> _Given records_:
┌────────

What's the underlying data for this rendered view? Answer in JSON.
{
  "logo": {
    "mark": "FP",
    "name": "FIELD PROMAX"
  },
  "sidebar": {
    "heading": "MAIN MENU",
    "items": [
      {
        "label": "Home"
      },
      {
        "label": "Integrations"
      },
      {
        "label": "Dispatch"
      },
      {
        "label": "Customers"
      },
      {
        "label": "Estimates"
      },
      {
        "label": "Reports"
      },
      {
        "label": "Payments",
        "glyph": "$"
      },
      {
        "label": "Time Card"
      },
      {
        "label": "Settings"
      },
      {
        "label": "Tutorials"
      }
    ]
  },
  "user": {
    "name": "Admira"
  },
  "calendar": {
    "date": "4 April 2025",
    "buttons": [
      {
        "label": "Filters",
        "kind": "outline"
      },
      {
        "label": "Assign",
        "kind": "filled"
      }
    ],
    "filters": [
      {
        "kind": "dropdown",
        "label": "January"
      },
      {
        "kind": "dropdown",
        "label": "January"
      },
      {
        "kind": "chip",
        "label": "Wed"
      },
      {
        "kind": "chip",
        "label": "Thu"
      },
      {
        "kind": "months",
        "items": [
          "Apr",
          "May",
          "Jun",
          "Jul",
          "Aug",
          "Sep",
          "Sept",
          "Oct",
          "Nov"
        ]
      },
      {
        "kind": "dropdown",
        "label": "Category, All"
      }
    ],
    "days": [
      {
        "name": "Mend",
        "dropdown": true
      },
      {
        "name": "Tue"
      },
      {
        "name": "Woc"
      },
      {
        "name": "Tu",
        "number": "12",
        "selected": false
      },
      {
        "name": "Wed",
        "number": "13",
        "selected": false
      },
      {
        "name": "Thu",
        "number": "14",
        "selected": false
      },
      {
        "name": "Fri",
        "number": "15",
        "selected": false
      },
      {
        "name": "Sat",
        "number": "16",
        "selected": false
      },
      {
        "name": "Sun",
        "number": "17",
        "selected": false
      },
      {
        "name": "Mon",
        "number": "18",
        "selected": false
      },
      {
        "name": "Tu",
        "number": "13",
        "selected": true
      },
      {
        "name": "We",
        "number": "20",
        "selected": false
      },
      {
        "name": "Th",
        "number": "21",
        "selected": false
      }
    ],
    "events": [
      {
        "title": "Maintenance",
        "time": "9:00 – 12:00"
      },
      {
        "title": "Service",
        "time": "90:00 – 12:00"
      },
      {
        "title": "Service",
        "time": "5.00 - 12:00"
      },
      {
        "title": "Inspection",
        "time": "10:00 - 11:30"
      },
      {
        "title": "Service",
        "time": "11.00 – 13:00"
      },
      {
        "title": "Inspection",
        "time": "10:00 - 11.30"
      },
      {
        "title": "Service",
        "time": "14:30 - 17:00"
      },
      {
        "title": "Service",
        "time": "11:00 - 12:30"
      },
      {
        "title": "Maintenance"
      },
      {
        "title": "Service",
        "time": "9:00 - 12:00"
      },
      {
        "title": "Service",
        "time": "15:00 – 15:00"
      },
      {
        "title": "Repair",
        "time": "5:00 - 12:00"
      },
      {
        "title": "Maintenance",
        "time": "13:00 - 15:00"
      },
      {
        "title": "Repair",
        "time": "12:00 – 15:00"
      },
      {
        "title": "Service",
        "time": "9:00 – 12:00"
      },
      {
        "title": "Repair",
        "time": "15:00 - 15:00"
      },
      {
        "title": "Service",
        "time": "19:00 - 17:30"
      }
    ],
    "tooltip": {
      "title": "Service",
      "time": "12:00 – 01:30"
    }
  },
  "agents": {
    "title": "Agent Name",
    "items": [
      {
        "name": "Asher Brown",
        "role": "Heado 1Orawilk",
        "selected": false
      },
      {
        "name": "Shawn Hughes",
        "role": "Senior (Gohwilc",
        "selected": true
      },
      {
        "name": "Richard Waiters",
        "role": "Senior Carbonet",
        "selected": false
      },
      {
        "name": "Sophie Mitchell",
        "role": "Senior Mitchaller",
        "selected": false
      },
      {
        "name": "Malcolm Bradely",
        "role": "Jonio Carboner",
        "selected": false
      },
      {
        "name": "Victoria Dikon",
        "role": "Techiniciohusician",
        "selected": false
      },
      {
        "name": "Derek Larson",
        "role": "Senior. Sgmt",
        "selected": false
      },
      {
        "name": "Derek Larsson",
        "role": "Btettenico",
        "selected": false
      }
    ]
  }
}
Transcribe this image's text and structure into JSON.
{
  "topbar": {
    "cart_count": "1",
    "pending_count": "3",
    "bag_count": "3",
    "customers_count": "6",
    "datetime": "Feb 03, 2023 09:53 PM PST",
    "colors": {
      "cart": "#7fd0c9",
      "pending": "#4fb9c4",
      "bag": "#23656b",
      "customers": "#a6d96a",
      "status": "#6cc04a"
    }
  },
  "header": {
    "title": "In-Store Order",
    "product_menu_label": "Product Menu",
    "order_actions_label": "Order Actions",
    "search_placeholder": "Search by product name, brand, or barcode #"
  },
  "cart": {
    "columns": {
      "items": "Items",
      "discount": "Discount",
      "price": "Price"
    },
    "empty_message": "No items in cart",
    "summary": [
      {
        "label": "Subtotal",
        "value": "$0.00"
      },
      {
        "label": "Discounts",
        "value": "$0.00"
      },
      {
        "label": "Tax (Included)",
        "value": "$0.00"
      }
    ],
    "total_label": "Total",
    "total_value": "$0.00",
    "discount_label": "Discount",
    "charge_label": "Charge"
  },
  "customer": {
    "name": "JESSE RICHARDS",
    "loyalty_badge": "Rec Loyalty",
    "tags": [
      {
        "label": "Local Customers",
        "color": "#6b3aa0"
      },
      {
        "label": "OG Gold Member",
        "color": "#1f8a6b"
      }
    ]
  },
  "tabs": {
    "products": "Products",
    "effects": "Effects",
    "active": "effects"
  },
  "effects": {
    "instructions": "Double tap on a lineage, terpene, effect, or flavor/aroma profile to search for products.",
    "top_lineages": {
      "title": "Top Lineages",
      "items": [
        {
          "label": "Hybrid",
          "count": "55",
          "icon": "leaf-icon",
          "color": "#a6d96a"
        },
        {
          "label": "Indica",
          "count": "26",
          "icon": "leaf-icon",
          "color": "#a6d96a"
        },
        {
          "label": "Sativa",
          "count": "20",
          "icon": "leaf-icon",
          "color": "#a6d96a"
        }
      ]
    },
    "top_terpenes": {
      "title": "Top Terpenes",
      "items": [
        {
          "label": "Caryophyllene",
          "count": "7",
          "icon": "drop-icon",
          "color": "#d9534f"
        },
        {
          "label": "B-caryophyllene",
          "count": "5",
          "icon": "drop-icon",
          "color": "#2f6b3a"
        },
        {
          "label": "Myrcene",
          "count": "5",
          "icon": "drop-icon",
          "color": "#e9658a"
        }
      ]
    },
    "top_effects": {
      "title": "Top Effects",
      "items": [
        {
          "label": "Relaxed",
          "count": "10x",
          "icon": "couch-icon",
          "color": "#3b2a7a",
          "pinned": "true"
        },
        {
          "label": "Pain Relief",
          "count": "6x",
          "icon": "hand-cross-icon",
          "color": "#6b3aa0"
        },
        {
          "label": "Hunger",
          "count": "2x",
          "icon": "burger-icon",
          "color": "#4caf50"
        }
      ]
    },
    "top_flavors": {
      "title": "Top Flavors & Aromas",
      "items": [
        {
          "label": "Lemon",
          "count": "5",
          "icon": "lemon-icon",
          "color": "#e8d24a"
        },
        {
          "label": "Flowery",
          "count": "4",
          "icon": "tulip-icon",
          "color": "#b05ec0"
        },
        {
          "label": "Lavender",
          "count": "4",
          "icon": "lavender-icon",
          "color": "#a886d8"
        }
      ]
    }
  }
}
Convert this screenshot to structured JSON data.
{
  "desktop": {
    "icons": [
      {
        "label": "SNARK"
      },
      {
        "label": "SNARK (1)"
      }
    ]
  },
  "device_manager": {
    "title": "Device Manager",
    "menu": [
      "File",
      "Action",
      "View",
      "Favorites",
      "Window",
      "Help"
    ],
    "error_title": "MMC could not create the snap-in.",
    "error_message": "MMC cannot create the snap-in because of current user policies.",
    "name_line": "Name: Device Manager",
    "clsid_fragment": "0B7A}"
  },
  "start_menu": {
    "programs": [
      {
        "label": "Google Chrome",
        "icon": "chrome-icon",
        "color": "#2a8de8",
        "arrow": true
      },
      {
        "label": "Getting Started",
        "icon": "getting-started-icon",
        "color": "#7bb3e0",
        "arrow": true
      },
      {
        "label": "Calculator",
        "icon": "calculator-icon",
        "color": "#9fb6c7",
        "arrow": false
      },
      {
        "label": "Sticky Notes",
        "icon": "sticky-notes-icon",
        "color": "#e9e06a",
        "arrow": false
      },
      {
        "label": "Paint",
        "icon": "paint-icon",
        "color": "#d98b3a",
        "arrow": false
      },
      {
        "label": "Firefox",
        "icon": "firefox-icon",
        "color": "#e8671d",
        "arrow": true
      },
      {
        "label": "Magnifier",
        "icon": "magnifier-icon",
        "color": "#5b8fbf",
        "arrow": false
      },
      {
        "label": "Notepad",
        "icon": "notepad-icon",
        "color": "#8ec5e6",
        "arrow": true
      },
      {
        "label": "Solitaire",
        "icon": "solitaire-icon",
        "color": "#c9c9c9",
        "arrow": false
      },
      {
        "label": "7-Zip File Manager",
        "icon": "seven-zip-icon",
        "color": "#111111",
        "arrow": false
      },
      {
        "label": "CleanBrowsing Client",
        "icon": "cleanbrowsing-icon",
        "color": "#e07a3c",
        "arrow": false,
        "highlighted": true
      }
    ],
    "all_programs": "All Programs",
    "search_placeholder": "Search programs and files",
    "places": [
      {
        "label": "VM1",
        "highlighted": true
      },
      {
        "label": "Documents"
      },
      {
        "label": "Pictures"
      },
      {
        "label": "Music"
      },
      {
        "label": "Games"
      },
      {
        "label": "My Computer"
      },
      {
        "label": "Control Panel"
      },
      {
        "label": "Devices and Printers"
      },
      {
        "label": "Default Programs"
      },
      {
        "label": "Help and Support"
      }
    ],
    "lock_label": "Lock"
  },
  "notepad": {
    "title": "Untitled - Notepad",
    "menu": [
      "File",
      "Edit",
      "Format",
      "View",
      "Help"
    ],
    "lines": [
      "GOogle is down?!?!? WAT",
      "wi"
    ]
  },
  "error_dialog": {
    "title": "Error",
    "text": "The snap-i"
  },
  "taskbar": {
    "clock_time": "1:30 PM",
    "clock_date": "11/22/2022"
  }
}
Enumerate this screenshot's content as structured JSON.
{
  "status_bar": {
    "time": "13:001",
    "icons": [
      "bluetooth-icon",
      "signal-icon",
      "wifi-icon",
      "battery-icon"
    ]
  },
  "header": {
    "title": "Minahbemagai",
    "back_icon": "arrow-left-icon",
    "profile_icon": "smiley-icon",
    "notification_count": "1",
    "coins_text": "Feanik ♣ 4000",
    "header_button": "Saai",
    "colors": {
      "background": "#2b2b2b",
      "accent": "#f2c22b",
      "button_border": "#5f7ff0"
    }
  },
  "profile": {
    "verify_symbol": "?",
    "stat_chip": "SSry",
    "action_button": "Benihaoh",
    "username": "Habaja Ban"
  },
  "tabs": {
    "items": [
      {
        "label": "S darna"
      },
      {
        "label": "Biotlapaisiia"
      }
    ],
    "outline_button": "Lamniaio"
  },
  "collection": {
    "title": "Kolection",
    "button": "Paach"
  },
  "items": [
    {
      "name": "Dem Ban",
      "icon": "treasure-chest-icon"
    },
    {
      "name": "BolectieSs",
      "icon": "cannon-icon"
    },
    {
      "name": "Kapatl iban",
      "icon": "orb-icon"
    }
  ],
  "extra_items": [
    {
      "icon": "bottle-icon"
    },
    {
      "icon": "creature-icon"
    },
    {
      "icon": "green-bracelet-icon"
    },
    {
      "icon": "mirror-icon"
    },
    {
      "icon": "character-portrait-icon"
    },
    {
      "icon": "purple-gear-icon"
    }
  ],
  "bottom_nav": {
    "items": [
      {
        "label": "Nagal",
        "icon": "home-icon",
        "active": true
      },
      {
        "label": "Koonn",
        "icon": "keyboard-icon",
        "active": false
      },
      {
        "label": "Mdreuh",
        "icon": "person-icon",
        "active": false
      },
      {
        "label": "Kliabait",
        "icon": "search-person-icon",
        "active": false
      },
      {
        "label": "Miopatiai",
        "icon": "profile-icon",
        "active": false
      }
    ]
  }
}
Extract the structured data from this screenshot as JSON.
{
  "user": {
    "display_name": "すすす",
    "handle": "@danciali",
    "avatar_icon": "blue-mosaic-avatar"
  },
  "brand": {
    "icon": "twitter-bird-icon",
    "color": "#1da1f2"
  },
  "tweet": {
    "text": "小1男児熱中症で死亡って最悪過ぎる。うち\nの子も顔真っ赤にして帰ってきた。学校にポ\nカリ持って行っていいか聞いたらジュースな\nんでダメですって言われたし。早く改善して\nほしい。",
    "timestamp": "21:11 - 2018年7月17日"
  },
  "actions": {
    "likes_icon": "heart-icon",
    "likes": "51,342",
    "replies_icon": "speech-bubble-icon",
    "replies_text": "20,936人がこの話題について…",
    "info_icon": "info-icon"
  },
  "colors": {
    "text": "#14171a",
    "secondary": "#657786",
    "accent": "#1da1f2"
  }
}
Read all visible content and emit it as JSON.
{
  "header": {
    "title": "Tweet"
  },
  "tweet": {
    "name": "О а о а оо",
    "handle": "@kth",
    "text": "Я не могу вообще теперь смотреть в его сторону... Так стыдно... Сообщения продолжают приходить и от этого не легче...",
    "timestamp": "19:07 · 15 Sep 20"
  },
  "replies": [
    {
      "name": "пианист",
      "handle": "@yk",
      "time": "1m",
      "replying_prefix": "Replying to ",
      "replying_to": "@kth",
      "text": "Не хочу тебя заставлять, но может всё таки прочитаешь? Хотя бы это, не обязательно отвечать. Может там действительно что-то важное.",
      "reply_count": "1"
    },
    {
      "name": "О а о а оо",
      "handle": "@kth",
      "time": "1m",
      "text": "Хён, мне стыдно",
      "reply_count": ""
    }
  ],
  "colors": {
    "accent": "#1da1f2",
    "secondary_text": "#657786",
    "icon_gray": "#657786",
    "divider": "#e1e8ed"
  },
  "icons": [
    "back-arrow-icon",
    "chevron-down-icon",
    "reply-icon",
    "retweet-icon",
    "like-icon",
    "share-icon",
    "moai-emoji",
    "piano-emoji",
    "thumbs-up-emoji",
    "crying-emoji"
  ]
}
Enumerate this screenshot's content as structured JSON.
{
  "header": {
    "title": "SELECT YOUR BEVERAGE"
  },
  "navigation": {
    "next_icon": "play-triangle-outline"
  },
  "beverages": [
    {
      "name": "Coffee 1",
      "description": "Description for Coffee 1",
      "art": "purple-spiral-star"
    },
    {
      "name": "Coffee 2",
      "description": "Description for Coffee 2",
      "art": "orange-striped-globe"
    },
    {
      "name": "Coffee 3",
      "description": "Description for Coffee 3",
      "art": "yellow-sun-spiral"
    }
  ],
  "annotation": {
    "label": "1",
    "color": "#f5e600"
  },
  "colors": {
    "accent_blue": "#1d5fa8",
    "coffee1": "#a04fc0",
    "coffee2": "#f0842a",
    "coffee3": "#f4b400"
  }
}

└────────

> _Short problem_: Copy out each line of the records where the string "Description" appears.

> _Answer to the exercise_:
      "description": "Description for Coffee 1",
      "description": "Description for Coffee 2",
      "description": "Description for Coffee 3",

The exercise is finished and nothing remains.